* Start MATERIAL *

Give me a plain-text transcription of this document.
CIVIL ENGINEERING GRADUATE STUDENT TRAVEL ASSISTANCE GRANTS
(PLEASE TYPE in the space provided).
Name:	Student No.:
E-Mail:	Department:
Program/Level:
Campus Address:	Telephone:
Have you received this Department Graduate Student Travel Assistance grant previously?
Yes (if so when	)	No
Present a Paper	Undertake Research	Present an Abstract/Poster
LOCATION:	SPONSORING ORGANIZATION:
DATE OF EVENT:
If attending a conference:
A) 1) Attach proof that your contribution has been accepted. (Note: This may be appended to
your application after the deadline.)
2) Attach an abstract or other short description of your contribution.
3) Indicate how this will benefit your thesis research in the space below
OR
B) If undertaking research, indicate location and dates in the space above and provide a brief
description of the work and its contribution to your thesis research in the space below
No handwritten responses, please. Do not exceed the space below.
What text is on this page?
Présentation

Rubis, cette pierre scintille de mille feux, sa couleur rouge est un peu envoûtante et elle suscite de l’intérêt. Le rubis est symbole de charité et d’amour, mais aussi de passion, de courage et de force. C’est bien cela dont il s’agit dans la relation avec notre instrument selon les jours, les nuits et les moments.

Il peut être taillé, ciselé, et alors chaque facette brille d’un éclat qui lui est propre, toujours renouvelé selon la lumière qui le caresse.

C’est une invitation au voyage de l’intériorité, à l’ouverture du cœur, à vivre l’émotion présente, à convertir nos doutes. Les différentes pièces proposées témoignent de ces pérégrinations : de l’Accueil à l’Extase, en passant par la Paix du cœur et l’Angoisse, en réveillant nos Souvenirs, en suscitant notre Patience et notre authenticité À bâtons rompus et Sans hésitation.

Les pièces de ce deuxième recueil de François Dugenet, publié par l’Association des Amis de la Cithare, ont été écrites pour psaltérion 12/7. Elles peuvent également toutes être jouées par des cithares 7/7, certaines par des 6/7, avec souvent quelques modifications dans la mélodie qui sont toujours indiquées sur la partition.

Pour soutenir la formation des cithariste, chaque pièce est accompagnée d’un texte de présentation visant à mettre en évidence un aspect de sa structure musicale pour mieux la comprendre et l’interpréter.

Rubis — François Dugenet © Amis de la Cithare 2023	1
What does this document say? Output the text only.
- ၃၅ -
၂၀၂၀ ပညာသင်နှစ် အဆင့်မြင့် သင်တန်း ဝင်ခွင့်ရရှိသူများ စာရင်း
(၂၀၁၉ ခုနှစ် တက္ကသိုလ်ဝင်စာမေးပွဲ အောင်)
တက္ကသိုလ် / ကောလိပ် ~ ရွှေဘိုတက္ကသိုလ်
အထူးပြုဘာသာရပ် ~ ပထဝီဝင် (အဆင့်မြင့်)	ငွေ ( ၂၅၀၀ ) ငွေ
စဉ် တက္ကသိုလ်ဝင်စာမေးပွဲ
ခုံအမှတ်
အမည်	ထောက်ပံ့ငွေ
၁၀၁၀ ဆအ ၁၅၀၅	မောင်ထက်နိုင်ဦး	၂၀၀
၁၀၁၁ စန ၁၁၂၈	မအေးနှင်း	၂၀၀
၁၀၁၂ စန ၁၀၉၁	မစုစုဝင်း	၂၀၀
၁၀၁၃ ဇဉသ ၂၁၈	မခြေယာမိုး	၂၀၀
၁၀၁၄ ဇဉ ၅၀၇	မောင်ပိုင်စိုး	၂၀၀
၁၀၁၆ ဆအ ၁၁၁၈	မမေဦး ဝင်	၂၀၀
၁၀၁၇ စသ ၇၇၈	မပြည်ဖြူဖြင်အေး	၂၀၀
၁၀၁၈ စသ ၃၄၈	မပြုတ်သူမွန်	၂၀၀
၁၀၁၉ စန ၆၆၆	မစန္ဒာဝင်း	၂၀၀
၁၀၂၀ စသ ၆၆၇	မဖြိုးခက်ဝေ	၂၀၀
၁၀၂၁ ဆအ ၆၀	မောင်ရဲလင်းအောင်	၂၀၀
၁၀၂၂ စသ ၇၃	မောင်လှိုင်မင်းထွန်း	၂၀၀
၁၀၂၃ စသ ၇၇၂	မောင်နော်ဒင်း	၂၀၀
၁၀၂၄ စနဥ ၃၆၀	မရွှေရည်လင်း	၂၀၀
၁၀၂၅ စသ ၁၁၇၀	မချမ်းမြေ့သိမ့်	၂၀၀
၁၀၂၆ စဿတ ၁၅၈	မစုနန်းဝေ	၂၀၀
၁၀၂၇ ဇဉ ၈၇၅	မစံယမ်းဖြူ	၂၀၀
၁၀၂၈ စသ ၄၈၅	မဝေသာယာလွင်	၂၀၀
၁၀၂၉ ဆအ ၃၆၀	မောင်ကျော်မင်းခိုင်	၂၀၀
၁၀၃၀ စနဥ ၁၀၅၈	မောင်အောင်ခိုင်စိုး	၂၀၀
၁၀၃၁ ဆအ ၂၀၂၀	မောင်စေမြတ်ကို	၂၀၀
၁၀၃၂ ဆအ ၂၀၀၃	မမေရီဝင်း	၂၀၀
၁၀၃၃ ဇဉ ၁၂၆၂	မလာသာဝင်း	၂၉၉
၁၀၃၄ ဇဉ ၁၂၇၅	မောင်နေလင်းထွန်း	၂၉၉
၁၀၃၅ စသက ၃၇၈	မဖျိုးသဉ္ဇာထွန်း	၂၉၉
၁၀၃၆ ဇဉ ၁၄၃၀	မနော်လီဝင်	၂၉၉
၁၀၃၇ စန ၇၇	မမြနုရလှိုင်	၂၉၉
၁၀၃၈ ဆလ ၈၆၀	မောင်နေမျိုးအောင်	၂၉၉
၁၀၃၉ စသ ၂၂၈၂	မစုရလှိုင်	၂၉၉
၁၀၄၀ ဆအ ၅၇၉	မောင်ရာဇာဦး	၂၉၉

* End MATERIAL *

* _DIRECTION_: Report the number of lines in the listing that include the string "pour"; give nothing but the number.

* _TASK RESULT_: 2